___ MATERIAL PROVIDED ___
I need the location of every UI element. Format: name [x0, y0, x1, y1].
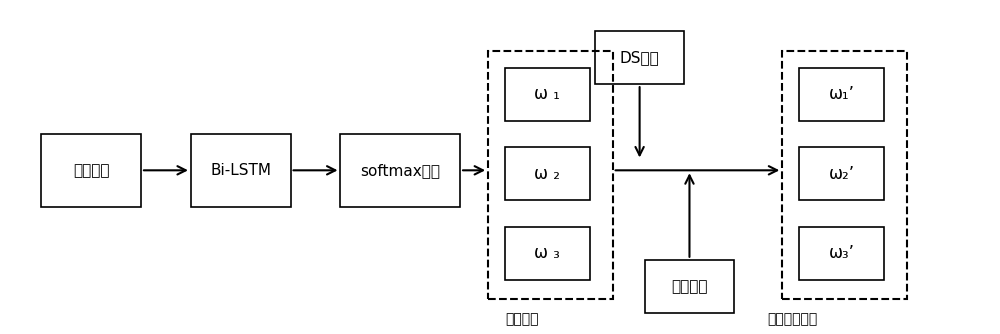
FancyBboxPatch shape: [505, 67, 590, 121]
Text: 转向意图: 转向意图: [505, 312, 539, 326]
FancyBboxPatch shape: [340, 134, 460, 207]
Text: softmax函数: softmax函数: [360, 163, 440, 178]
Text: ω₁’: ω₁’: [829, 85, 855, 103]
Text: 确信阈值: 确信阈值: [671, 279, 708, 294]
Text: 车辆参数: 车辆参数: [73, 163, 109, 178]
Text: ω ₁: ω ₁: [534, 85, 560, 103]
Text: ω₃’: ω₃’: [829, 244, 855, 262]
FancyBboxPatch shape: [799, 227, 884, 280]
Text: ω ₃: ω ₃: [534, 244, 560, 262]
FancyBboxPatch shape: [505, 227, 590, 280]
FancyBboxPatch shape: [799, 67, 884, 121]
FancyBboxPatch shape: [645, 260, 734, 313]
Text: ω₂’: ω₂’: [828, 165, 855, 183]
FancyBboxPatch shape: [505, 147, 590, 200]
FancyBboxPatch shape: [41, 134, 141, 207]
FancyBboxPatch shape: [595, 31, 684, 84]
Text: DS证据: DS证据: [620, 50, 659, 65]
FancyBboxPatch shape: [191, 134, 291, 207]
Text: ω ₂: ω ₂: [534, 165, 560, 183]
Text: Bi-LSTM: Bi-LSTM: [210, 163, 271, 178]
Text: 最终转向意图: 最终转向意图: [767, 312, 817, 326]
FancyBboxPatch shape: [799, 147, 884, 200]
___
___ MATERIAL PROVIDED ___
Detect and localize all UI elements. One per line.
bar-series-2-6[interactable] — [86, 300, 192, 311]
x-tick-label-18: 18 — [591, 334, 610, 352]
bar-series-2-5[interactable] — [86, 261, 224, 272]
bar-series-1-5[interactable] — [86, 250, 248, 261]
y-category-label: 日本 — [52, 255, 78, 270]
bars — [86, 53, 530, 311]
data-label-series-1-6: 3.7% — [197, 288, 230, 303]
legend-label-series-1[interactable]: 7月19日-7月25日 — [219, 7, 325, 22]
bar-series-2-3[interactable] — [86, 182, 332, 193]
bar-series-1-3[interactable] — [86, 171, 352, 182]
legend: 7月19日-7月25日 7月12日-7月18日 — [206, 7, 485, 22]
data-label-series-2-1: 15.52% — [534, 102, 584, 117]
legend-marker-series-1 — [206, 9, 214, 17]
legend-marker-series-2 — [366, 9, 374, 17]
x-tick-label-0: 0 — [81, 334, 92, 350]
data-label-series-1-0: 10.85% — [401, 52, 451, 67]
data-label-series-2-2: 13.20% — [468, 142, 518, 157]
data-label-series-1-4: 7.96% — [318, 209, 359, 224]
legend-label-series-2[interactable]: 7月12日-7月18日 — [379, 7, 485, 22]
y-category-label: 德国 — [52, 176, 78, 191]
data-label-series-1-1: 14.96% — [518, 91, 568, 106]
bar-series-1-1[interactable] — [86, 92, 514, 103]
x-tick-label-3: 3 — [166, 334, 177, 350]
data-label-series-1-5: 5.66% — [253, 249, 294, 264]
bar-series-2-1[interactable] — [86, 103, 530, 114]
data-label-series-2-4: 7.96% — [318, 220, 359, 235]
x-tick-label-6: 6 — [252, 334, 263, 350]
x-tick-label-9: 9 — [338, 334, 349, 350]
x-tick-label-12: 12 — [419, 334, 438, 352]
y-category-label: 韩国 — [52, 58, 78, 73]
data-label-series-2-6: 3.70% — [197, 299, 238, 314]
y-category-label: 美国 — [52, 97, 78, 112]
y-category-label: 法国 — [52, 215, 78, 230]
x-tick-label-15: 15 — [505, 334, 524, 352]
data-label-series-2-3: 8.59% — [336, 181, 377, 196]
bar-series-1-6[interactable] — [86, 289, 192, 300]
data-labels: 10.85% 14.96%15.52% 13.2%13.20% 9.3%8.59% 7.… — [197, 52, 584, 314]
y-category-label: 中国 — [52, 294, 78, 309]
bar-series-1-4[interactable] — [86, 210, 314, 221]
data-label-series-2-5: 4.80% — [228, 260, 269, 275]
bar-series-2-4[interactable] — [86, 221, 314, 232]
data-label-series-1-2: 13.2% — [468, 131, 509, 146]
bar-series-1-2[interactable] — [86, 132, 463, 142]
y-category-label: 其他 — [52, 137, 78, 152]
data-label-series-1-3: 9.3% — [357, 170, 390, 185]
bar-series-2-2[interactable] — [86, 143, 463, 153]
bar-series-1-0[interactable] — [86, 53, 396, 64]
___
___ MATERIAL PROVIDED ___
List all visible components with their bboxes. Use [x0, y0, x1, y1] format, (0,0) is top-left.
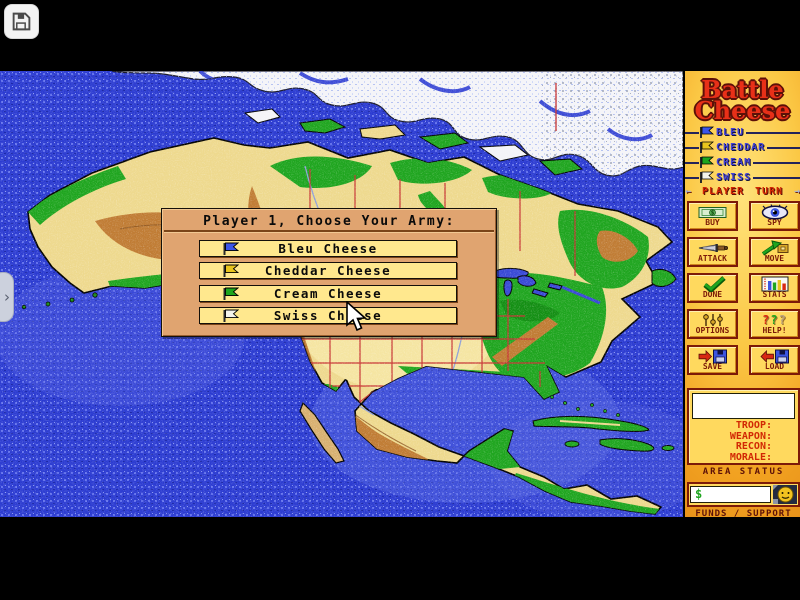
___
SHORT EXERCISE:
Rewrite the entries from the line with "Detect and localize" up to and including the line with "bar-series-1-3[interactable] — [86, 171, 352, 182]", substituting "clickable" for every "interactable" and keeping everything else the same.

RESULT OF THIS TASK:
Detect and localize all UI elements. One per line.
bar-series-2-6[clickable] — [86, 300, 192, 311]
x-tick-label-18: 18 — [591, 334, 610, 352]
bar-series-2-5[clickable] — [86, 261, 224, 272]
bar-series-1-5[clickable] — [86, 250, 248, 261]
y-category-label: 日本 — [52, 255, 78, 270]
bars — [86, 53, 530, 311]
data-label-series-1-6: 3.7% — [197, 288, 230, 303]
legend-label-series-1[clickable]: 7月19日-7月25日 — [219, 7, 325, 22]
bar-series-2-3[clickable] — [86, 182, 332, 193]
bar-series-1-3[clickable] — [86, 171, 352, 182]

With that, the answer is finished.